━━━ AUSGANGSTEXT
Eine Motivation, die er noch nie zuvor verspürt hatte, packte ihn und er rannte zurück. Zurück zum Café, zurück in die einengende Menschenmenge, zurück zu ihr. Panisch, doch nicht wirklich panisch, schaute er sich nach ihr um. Sie war nirgends zu sehen.

Er konnte nicht aufgeben, dies war seine Chance. DIE Chance! Die einmal im Leben Chance. Und er rannte weg wie ein kleines Mädchen, ein Schwächling der er war. Wut füllte seine Brust und er konnte sie nur mit Mühe in sich halten.

Doch da war sie! Sie kam aus einem der Geschäfte, guckte sich unsicher um, als würde auch sie nach ihm suchen. Vielleicht wünschte er sich das auch nur, doch sie war da.

„KATHY!“, rief er lauter als er es wollte.

Sie drehte sich um, sah ihn, und eine Spur von Freude zeigte sich auf ihrem Gesicht. Nur eine kleine, neben deutlicher Unsicherheit und Angst. Doch Freude war auch dabei, ein bisschen jedenfalls.
━━━━━━
ZIEL DER AUFGABE:
Geben Sie den Abschnitt des Ausgangstexts wörtlich wieder, der mit „Doch da war“ beginnt und mit „ein bisschen jedenfalls.“ endet.
━━━ BEREITGESTELLTES MATERIAL
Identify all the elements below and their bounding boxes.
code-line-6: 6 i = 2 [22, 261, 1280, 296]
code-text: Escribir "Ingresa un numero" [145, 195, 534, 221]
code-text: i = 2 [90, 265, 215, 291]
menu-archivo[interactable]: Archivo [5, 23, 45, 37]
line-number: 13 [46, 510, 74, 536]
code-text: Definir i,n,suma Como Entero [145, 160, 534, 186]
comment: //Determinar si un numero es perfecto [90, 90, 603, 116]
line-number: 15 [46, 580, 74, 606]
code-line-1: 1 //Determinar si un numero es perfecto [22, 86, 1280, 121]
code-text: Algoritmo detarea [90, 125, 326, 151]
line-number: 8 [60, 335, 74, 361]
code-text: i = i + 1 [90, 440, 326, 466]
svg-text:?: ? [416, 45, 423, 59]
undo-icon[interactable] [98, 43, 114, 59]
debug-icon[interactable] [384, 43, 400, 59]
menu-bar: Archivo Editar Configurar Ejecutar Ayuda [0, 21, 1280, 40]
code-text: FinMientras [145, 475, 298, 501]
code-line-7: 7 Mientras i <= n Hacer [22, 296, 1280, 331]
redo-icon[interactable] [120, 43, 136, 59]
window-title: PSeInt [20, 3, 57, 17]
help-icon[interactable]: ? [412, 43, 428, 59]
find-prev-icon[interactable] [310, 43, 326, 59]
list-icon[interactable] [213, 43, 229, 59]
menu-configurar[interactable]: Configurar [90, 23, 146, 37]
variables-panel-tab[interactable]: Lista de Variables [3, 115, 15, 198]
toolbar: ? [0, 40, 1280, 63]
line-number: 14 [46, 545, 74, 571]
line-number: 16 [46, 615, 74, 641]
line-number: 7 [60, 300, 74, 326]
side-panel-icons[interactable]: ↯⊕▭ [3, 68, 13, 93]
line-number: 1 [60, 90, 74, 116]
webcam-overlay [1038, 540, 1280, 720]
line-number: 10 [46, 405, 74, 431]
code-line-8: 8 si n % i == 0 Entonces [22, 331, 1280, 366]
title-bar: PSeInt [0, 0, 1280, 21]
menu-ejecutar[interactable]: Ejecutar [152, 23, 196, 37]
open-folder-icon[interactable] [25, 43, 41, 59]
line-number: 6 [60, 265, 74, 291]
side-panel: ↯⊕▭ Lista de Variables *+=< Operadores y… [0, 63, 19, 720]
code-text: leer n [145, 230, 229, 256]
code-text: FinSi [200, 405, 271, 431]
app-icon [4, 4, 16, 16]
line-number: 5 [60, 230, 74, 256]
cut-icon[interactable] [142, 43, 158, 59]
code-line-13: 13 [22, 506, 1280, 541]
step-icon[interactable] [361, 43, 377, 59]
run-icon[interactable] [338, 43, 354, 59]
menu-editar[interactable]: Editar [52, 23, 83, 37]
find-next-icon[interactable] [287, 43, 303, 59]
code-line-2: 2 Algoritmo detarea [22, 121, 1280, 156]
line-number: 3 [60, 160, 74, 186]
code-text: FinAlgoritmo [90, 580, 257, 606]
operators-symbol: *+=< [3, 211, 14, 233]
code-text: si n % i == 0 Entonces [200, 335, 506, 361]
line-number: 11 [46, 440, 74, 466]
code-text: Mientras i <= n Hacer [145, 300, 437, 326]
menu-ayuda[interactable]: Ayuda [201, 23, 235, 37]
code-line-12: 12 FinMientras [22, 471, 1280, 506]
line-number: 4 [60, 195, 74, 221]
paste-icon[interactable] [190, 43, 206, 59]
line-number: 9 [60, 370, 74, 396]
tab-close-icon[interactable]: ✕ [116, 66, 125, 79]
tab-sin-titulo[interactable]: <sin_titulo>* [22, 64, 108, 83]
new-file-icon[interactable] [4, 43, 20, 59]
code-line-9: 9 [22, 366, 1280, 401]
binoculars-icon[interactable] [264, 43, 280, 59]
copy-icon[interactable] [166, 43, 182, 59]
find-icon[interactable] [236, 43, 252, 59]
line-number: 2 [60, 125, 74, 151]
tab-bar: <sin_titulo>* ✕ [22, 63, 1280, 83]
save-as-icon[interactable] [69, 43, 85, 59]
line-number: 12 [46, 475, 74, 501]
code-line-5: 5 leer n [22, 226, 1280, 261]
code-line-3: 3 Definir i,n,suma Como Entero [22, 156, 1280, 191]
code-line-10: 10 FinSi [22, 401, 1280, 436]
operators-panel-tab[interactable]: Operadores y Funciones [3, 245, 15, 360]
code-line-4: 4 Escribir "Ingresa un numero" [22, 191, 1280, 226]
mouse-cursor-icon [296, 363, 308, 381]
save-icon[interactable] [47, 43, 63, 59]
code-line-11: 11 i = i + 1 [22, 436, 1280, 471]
━━━━━━
IHRE ANTWORT:
Doch da war sie! Sie kam aus einem der Geschäfte, guckte sich unsicher um, als würde auch sie nach ihm suchen. Vielleicht wünschte er sich das auch nur, doch sie war da.

„KATHY!“, rief er lauter als er es wollte.

Sie drehte sich um, sah ihn, und eine Spur von Freude zeigte sich auf ihrem Gesicht. Nur eine kleine, neben deutlicher Unsicherheit und Angst. Doch Freude war auch dabei, ein bisschen jedenfalls.